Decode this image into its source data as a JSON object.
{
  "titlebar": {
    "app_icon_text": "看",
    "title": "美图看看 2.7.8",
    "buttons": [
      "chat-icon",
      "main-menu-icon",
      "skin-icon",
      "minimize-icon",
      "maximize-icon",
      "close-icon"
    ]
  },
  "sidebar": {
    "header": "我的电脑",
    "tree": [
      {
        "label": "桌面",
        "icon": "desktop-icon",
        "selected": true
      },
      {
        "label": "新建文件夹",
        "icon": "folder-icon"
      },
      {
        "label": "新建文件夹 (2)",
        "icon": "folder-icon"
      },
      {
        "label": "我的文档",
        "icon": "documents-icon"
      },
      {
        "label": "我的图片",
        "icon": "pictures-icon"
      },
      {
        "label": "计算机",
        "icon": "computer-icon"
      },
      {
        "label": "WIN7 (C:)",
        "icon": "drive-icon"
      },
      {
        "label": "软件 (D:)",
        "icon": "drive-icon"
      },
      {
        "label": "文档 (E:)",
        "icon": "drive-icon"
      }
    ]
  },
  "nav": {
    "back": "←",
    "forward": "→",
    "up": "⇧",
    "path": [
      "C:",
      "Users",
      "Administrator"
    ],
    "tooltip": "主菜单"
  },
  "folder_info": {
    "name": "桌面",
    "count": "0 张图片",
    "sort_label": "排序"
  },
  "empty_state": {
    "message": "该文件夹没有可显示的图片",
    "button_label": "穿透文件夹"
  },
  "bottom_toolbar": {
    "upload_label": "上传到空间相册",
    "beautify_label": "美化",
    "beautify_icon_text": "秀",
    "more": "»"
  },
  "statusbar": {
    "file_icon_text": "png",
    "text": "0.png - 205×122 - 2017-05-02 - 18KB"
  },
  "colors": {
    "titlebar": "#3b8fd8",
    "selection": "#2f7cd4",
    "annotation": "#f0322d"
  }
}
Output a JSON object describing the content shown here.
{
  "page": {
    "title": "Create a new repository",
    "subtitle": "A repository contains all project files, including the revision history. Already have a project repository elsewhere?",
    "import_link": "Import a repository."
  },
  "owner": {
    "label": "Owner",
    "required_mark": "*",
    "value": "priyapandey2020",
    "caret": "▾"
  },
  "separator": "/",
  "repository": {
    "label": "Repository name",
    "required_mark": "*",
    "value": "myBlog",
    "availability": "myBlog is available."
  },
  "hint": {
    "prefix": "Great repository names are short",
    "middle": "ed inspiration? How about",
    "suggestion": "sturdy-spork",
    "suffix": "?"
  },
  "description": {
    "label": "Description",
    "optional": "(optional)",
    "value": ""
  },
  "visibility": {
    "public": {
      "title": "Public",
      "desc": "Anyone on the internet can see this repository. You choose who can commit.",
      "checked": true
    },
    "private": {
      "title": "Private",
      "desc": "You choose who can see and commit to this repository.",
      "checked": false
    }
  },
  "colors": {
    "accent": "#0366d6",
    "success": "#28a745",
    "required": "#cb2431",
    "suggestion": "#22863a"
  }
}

Problem details => Copy whichever lines in the listing above contain the word "JSON".

Answer below =>
Decode this image into its source data as a JSON object.
Output a JSON object describing the content shown here.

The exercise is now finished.